Exercise details:
Copy the listing below in full and skip every picture.

# # # #

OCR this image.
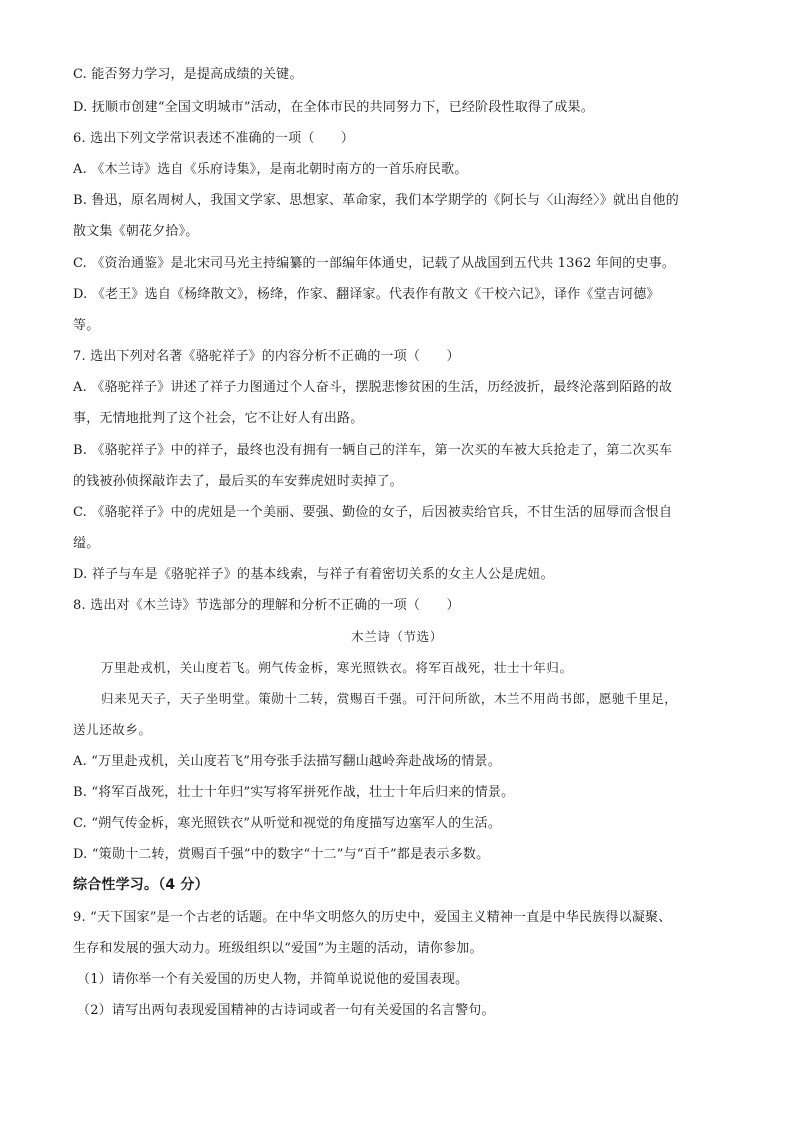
C. 能否努力学习，是提高成绩的关键。
D. 抚顺市创建“全国文明城市”活动，在全体市民的共同努力下，已经阶段性取得了成果。
6. 选出下列文学常识表述不准确的一项（　　）
A. 《木兰诗》选自《乐府诗集》，是南北朝时南方的一首乐府民歌。
B. 鲁迅，原名周树人，我国文学家、思想家、革命家，我们本学期学的《阿长与〈山海经〉》就出自他的
散文集《朝花夕拾》。
C. 《资治通鉴》是北宋司马光主持编纂的一部编年体通史，记载了从战国到五代共 1362 年间的史事。
D. 《老王》选自《杨绛散文》，杨绛，作家、翻译家。代表作有散文《干校六记》，译作《堂吉诃德》
等。
7. 选出下列对名著《骆驼祥子》的内容分析不正确的一项（　　）
A. 《骆驼祥子》讲述了祥子力图通过个人奋斗，摆脱悲惨贫困的生活，历经波折，最终沦落到陌路的故
事，无情地批判了这个社会，它不让好人有出路。
B. 《骆驼祥子》中的祥子，最终也没有拥有一辆自己的洋车，第一次买的车被大兵抢走了，第二次买车
的钱被孙侦探敲诈去了，最后买的车安葬虎妞时卖掉了。
C. 《骆驼祥子》中的虎妞是一个美丽、要强、勤俭的女子，后因被卖给官兵，不甘生活的屈辱而含恨自
缢。
D. 祥子与车是《骆驼祥子》的基本线索，与祥子有着密切关系的女主人公是虎妞。
8. 选出对《木兰诗》节选部分的理解和分析不正确的一项（　　）
木兰诗（节选）
万里赴戎机，关山度若飞。朔气传金柝，寒光照铁衣。将军百战死，壮士十年归。
归来见天子，天子坐明堂。策勋十二转，赏赐百千强。可汗问所欲，木兰不用尚书郎，愿驰千里足，
送儿还故乡。
A. “万里赴戎机，关山度若飞”用夸张手法描写翻山越岭奔赴战场的情景。
B. “将军百战死，壮士十年归”实写将军拼死作战，壮士十年后归来的情景。
C. “朔气传金柝，寒光照铁衣”从听觉和视觉的角度描写边塞军人的生活。
D. “策勋十二转，赏赐百千强”中的数字“十二”与“百千”都是表示多数。
综合性学习。（4 分）
9. “天下国家”是一个古老的话题。在中华文明悠久的历史中，爱国主义精神一直是中华民族得以凝聚、
生存和发展的强大动力。班级组织以“爱国”为主题的活动，请你参加。
（1）请你举一个有关爱国的历史人物，并简单说说他的爱国表现。
（2）请写出两句表现爱国精神的古诗词或者一句有关爱国的名言警句。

# # # #

Finished exercise:
OCR this image.
C. 能否努力学习，是提高成绩的关键。
D. 抚顺市创建“全国文明城市”活动，在全体市民的共同努力下，已经阶段性取得了成果。
6. 选出下列文学常识表述不准确的一项（　　）
A. 《木兰诗》选自《乐府诗集》，是南北朝时南方的一首乐府民歌。
B. 鲁迅，原名周树人，我国文学家、思想家、革命家，我们本学期学的《阿长与〈山海经〉》就出自他的
散文集《朝花夕拾》。
C. 《资治通鉴》是北宋司马光主持编纂的一部编年体通史，记载了从战国到五代共 1362 年间的史事。
D. 《老王》选自《杨绛散文》，杨绛，作家、翻译家。代表作有散文《干校六记》，译作《堂吉诃德》
等。
7. 选出下列对名著《骆驼祥子》的内容分析不正确的一项（　　）
A. 《骆驼祥子》讲述了祥子力图通过个人奋斗，摆脱悲惨贫困的生活，历经波折，最终沦落到陌路的故
事，无情地批判了这个社会，它不让好人有出路。
B. 《骆驼祥子》中的祥子，最终也没有拥有一辆自己的洋车，第一次买的车被大兵抢走了，第二次买车
的钱被孙侦探敲诈去了，最后买的车安葬虎妞时卖掉了。
C. 《骆驼祥子》中的虎妞是一个美丽、要强、勤俭的女子，后因被卖给官兵，不甘生活的屈辱而含恨自
缢。
D. 祥子与车是《骆驼祥子》的基本线索，与祥子有着密切关系的女主人公是虎妞。
8. 选出对《木兰诗》节选部分的理解和分析不正确的一项（　　）
木兰诗（节选）
万里赴戎机，关山度若飞。朔气传金柝，寒光照铁衣。将军百战死，壮士十年归。
归来见天子，天子坐明堂。策勋十二转，赏赐百千强。可汗问所欲，木兰不用尚书郎，愿驰千里足，
送儿还故乡。
A. “万里赴戎机，关山度若飞”用夸张手法描写翻山越岭奔赴战场的情景。
B. “将军百战死，壮士十年归”实写将军拼死作战，壮士十年后归来的情景。
C. “朔气传金柝，寒光照铁衣”从听觉和视觉的角度描写边塞军人的生活。
D. “策勋十二转，赏赐百千强”中的数字“十二”与“百千”都是表示多数。
综合性学习。（4 分）
9. “天下国家”是一个古老的话题。在中华文明悠久的历史中，爱国主义精神一直是中华民族得以凝聚、
生存和发展的强大动力。班级组织以“爱国”为主题的活动，请你参加。
（1）请你举一个有关爱国的历史人物，并简单说说他的爱国表现。
（2）请写出两句表现爱国精神的古诗词或者一句有关爱国的名言警句。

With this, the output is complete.